* _SET TASK_: Write the material out again in full, exactly.

Records that describe figures:
^^^^^^^^^^^^^^^^

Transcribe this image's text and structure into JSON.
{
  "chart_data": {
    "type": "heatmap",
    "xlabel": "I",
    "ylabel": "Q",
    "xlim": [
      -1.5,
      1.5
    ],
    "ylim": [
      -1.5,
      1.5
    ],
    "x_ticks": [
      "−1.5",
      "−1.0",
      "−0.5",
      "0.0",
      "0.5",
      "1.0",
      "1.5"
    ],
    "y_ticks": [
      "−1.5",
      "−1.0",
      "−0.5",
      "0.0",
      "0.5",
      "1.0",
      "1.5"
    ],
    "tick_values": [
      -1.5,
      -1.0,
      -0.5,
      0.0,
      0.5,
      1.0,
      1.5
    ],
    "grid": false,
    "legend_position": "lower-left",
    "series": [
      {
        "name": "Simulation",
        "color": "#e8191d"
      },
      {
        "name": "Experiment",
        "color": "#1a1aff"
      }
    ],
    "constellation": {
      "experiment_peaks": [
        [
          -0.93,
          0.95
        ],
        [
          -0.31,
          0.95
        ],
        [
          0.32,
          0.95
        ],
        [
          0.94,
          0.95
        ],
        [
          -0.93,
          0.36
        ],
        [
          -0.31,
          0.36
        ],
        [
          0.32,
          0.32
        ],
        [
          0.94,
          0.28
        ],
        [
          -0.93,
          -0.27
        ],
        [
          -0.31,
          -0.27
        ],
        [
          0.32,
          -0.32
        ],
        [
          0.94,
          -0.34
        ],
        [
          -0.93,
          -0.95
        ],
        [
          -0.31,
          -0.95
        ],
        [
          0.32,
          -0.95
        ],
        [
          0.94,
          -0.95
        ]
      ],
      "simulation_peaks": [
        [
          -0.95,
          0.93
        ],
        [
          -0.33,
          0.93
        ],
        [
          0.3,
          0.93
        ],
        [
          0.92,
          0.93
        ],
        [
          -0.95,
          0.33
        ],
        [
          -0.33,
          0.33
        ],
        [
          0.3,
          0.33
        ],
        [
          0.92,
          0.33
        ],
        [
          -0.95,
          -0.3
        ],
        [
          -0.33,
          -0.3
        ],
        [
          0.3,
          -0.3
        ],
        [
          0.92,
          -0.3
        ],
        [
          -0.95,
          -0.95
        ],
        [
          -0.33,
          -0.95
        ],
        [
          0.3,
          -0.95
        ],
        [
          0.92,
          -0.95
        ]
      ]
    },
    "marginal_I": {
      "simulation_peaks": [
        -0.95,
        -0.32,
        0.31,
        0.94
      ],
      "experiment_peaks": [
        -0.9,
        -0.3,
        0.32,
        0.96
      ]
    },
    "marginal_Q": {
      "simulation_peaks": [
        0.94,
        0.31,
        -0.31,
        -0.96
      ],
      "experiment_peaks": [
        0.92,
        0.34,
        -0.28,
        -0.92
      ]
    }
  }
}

^^^^^^^^^^^^^^^^

* _RESULT BELOW_:
Transcribe this image's text and structure into JSON.
{
  "chart_data": {
    "type": "heatmap",
    "xlabel": "I",
    "ylabel": "Q",
    "xlim": [
      -1.5,
      1.5
    ],
    "ylim": [
      -1.5,
      1.5
    ],
    "x_ticks": [
      "−1.5",
      "−1.0",
      "−0.5",
      "0.0",
      "0.5",
      "1.0",
      "1.5"
    ],
    "y_ticks": [
      "−1.5",
      "−1.0",
      "−0.5",
      "0.0",
      "0.5",
      "1.0",
      "1.5"
    ],
    "tick_values": [
      -1.5,
      -1.0,
      -0.5,
      0.0,
      0.5,
      1.0,
      1.5
    ],
    "grid": false,
    "legend_position": "lower-left",
    "series": [
      {
        "name": "Simulation",
        "color": "#e8191d"
      },
      {
        "name": "Experiment",
        "color": "#1a1aff"
      }
    ],
    "constellation": {
      "experiment_peaks": [
        [
          -0.93,
          0.95
        ],
        [
          -0.31,
          0.95
        ],
        [
          0.32,
          0.95
        ],
        [
          0.94,
          0.95
        ],
        [
          -0.93,
          0.36
        ],
        [
          -0.31,
          0.36
        ],
        [
          0.32,
          0.32
        ],
        [
          0.94,
          0.28
        ],
        [
          -0.93,
          -0.27
        ],
        [
          -0.31,
          -0.27
        ],
        [
          0.32,
          -0.32
        ],
        [
          0.94,
          -0.34
        ],
        [
          -0.93,
          -0.95
        ],
        [
          -0.31,
          -0.95
        ],
        [
          0.32,
          -0.95
        ],
        [
          0.94,
          -0.95
        ]
      ],
      "simulation_peaks": [
        [
          -0.95,
          0.93
        ],
        [
          -0.33,
          0.93
        ],
        [
          0.3,
          0.93
        ],
        [
          0.92,
          0.93
        ],
        [
          -0.95,
          0.33
        ],
        [
          -0.33,
          0.33
        ],
        [
          0.3,
          0.33
        ],
        [
          0.92,
          0.33
        ],
        [
          -0.95,
          -0.3
        ],
        [
          -0.33,
          -0.3
        ],
        [
          0.3,
          -0.3
        ],
        [
          0.92,
          -0.3
        ],
        [
          -0.95,
          -0.95
        ],
        [
          -0.33,
          -0.95
        ],
        [
          0.3,
          -0.95
        ],
        [
          0.92,
          -0.95
        ]
      ]
    },
    "marginal_I": {
      "simulation_peaks": [
        -0.95,
        -0.32,
        0.31,
        0.94
      ],
      "experiment_peaks": [
        -0.9,
        -0.3,
        0.32,
        0.96
      ]
    },
    "marginal_Q": {
      "simulation_peaks": [
        0.94,
        0.31,
        -0.31,
        -0.96
      ],
      "experiment_peaks": [
        0.92,
        0.34,
        -0.28,
        -0.92
      ]
    }
  }
}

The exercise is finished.